* **Task prompt**
Echo the lines below word for word, leaving out the pictures.

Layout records
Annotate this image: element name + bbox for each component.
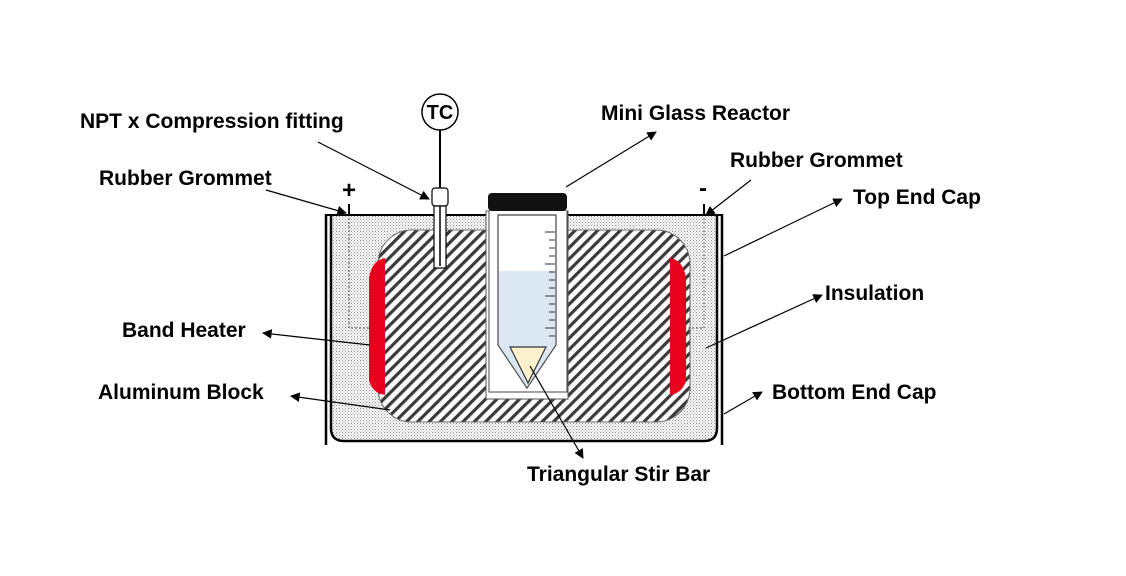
label-top-end-cap: Top End Cap xyxy=(853,186,981,209)
leader-bottom-end-cap xyxy=(723,391,763,415)
triangular-stir-bar xyxy=(509,346,547,385)
heater-lead-left xyxy=(348,210,369,329)
band-heater-left xyxy=(369,258,385,395)
label-npt-fitting: NPT x Compression fitting xyxy=(80,110,344,133)
label-bottom-end-cap: Bottom End Cap xyxy=(772,381,936,404)
heater-lead-right xyxy=(686,210,705,329)
label-band-heater: Band Heater xyxy=(122,319,246,342)
thermocouple-label: TC xyxy=(427,102,454,124)
label-rubber-grommet-left: Rubber Grommet xyxy=(99,167,272,190)
leader-npt-fitting xyxy=(317,141,430,200)
leader-mini-glass-reactor xyxy=(565,131,657,188)
thermocouple-gauge xyxy=(421,93,459,131)
bottom-end-cap xyxy=(329,214,719,443)
leader-top-end-cap xyxy=(723,198,843,257)
leader-insulation xyxy=(705,294,823,349)
label-aluminum-block: Aluminum Block xyxy=(98,381,264,404)
terminal-negative: - xyxy=(699,175,707,202)
band-heater-right xyxy=(670,258,686,395)
leader-aluminum-block xyxy=(290,392,391,411)
leader-rubber-grommet-left xyxy=(265,189,347,216)
label-insulation: Insulation xyxy=(825,282,924,305)
label-rubber-grommet-right: Rubber Grommet xyxy=(730,149,903,172)
compression-fitting xyxy=(431,187,449,207)
reactor-cap xyxy=(488,193,567,211)
leader-triangular-stir-bar xyxy=(529,365,584,459)
graduation-marks xyxy=(545,231,555,337)
label-triangular-stir-bar: Triangular Stir Bar xyxy=(527,463,710,486)
terminal-positive: + xyxy=(342,177,356,204)
leader-band-heater xyxy=(262,329,371,346)
label-mini-glass-reactor: Mini Glass Reactor xyxy=(601,102,790,125)
leader-rubber-grommet-right xyxy=(705,179,752,216)
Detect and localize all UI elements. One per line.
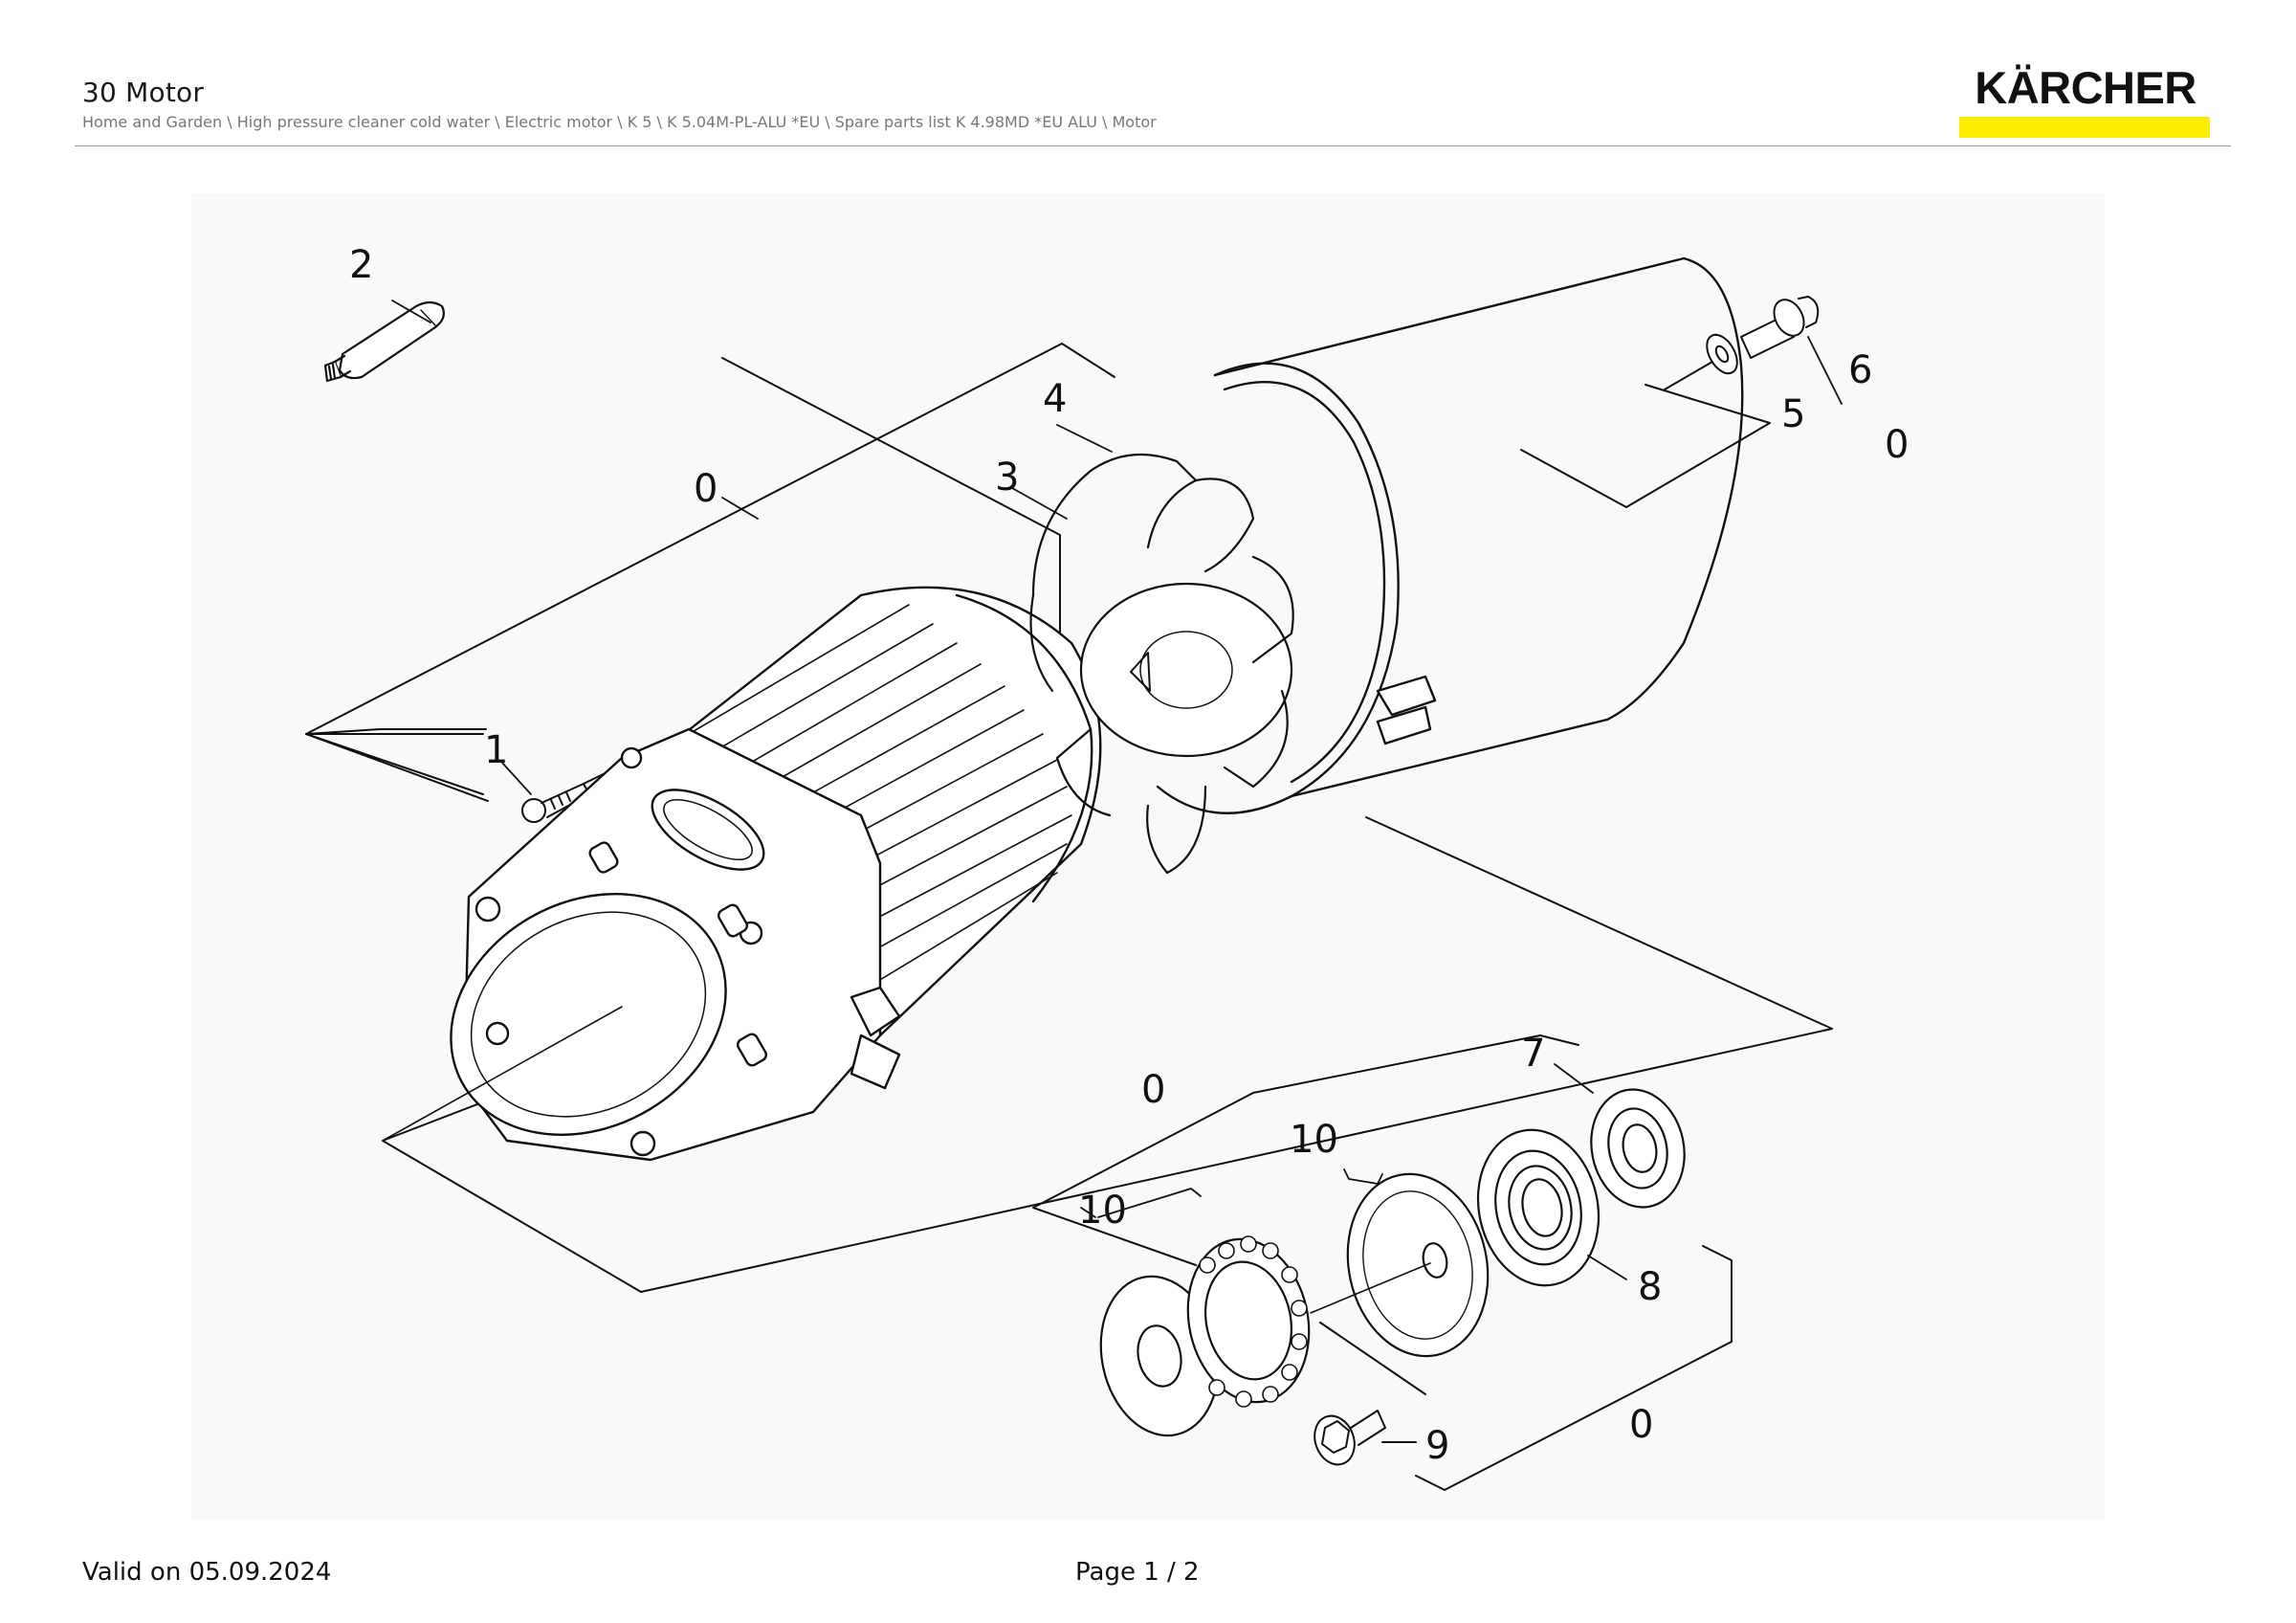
- callout-0-screws: 0: [1885, 423, 1909, 467]
- part-7-ball-bearing: [1554, 1063, 1686, 1209]
- group-bracket-fasteners: [1319, 1245, 1733, 1491]
- leader-lines: [391, 300, 1843, 795]
- part-9-flange-screw: [1314, 1410, 1417, 1466]
- callout-4: 4: [1043, 377, 1067, 421]
- page-title: 30 Motor: [82, 77, 205, 108]
- group-bracket-bearings: [1032, 1034, 1579, 1266]
- logo-yellow-bar: [1959, 117, 2210, 138]
- page-number: Page 1 / 2: [1075, 1558, 1200, 1587]
- logo-wordmark: KÄRCHER: [1975, 62, 2197, 113]
- exploded-parts-drawing: 0 1 2 3 4 5 6 0 7 10 0 10 8 9 0: [191, 193, 2105, 1520]
- callout-0-bearings: 0: [1141, 1068, 1165, 1112]
- part-2-grease-tube: [323, 300, 445, 383]
- part-10-thrust-bearing-left: [1080, 1188, 1311, 1437]
- part-8-ball-bearing: [1476, 1128, 1627, 1287]
- valid-on-date: Valid on 05.09.2024: [82, 1558, 332, 1587]
- breadcrumb: Home and Garden \ High pressure cleaner …: [82, 113, 1157, 131]
- group-bracket-screws: [1520, 384, 1771, 508]
- callout-5: 5: [1781, 392, 1805, 436]
- part-6-screw: [1740, 296, 1820, 359]
- part-10-bearing-cup: [1310, 1168, 1490, 1358]
- callout-3: 3: [995, 456, 1019, 500]
- motor-housing: [382, 586, 1102, 1162]
- callout-8: 8: [1638, 1265, 1662, 1309]
- callout-0-main: 0: [694, 467, 718, 511]
- callout-10-thrust: 10: [1078, 1189, 1127, 1233]
- part-4-fan-cover: [1156, 256, 1744, 814]
- callout-7: 7: [1521, 1032, 1545, 1076]
- callout-1: 1: [484, 728, 508, 772]
- callout-10-cup: 10: [1290, 1118, 1338, 1162]
- motor-exploded-view-svg: 0 1 2 3 4 5 6 0 7 10 0 10 8 9 0: [305, 243, 1909, 1491]
- part-3-fan: [1029, 453, 1294, 875]
- callout-labels: 0 1 2 3 4 5 6 0 7 10 0 10 8 9 0: [349, 243, 1909, 1468]
- header-divider: [75, 145, 2231, 146]
- callout-9: 9: [1425, 1424, 1449, 1468]
- karcher-logo: KÄRCHER: [1957, 63, 2214, 138]
- callout-6: 6: [1848, 348, 1872, 392]
- callout-2: 2: [349, 243, 373, 287]
- callout-0-fasteners: 0: [1629, 1403, 1653, 1447]
- group-bracket-motor-housing: [305, 343, 1833, 1293]
- part-5-washer: [1664, 333, 1738, 390]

* **Exercise response**
Annotate this image: element name + bbox for each component.
label-top-end-cap: Top End Cap xyxy=(853,186,981,209)
leader-bottom-end-cap xyxy=(723,391,763,415)
triangular-stir-bar xyxy=(509,346,547,385)
heater-lead-left xyxy=(348,210,369,329)
band-heater-left xyxy=(369,258,385,395)
label-npt-fitting: NPT x Compression fitting xyxy=(80,110,344,133)
label-bottom-end-cap: Bottom End Cap xyxy=(772,381,936,404)
heater-lead-right xyxy=(686,210,705,329)
label-band-heater: Band Heater xyxy=(122,319,246,342)
thermocouple-label: TC xyxy=(427,102,454,124)
label-rubber-grommet-left: Rubber Grommet xyxy=(99,167,272,190)
leader-npt-fitting xyxy=(317,141,430,200)
leader-mini-glass-reactor xyxy=(565,131,657,188)
thermocouple-gauge xyxy=(421,93,459,131)
bottom-end-cap xyxy=(329,214,719,443)
leader-top-end-cap xyxy=(723,198,843,257)
leader-insulation xyxy=(705,294,823,349)
label-aluminum-block: Aluminum Block xyxy=(98,381,264,404)
terminal-negative: - xyxy=(699,175,707,202)
band-heater-right xyxy=(670,258,686,395)
leader-aluminum-block xyxy=(290,392,391,411)
leader-rubber-grommet-left xyxy=(265,189,347,216)
label-insulation: Insulation xyxy=(825,282,924,305)
label-rubber-grommet-right: Rubber Grommet xyxy=(730,149,903,172)
compression-fitting xyxy=(431,187,449,207)
reactor-cap xyxy=(488,193,567,211)
leader-triangular-stir-bar xyxy=(529,365,584,459)
graduation-marks xyxy=(545,231,555,337)
label-triangular-stir-bar: Triangular Stir Bar xyxy=(527,463,710,486)
terminal-positive: + xyxy=(342,177,356,204)
leader-band-heater xyxy=(262,329,371,346)
label-mini-glass-reactor: Mini Glass Reactor xyxy=(601,102,790,125)
leader-rubber-grommet-right xyxy=(705,179,752,216)
Detect and localize all UI elements. One per line.
- callout-0-screws: 0: [1885, 423, 1909, 467]
- part-7-ball-bearing: [1554, 1063, 1686, 1209]
- group-bracket-fasteners: [1319, 1245, 1733, 1491]
- leader-lines: [391, 300, 1843, 795]
- part-9-flange-screw: [1314, 1410, 1417, 1466]
- callout-4: 4: [1043, 377, 1067, 421]
- page-title: 30 Motor: [82, 77, 205, 108]
- group-bracket-bearings: [1032, 1034, 1579, 1266]
- logo-yellow-bar: [1959, 117, 2210, 138]
- page-number: Page 1 / 2: [1075, 1558, 1200, 1587]
- logo-wordmark: KÄRCHER: [1975, 62, 2197, 113]
- exploded-parts-drawing: 0 1 2 3 4 5 6 0 7 10 0 10 8 9 0: [191, 193, 2105, 1520]
- callout-0-bearings: 0: [1141, 1068, 1165, 1112]
- part-2-grease-tube: [323, 300, 445, 383]
- part-10-thrust-bearing-left: [1080, 1188, 1311, 1437]
- part-8-ball-bearing: [1476, 1128, 1627, 1287]
- valid-on-date: Valid on 05.09.2024: [82, 1558, 332, 1587]
- breadcrumb: Home and Garden \ High pressure cleaner …: [82, 113, 1157, 131]
- group-bracket-screws: [1520, 384, 1771, 508]
- callout-5: 5: [1781, 392, 1805, 436]
- part-6-screw: [1740, 296, 1820, 359]
- part-10-bearing-cup: [1310, 1168, 1490, 1358]
- callout-3: 3: [995, 456, 1019, 500]
- motor-housing: [382, 586, 1102, 1162]
- callout-8: 8: [1638, 1265, 1662, 1309]
- callout-0-main: 0: [694, 467, 718, 511]
- callout-10-thrust: 10: [1078, 1189, 1127, 1233]
- part-4-fan-cover: [1156, 256, 1744, 814]
- callout-7: 7: [1521, 1032, 1545, 1076]
- callout-1: 1: [484, 728, 508, 772]
- callout-10-cup: 10: [1290, 1118, 1338, 1162]
- motor-exploded-view-svg: 0 1 2 3 4 5 6 0 7 10 0 10 8 9 0: [305, 243, 1909, 1491]
- part-3-fan: [1029, 453, 1294, 875]
- callout-labels: 0 1 2 3 4 5 6 0 7 10 0 10 8 9 0: [349, 243, 1909, 1468]
- header-divider: [75, 145, 2231, 146]
- callout-9: 9: [1425, 1424, 1449, 1468]
- karcher-logo: KÄRCHER: [1957, 63, 2214, 138]
- callout-6: 6: [1848, 348, 1872, 392]
- callout-2: 2: [349, 243, 373, 287]
- callout-0-fasteners: 0: [1629, 1403, 1653, 1447]
- group-bracket-motor-housing: [305, 343, 1833, 1293]
- part-5-washer: [1664, 333, 1738, 390]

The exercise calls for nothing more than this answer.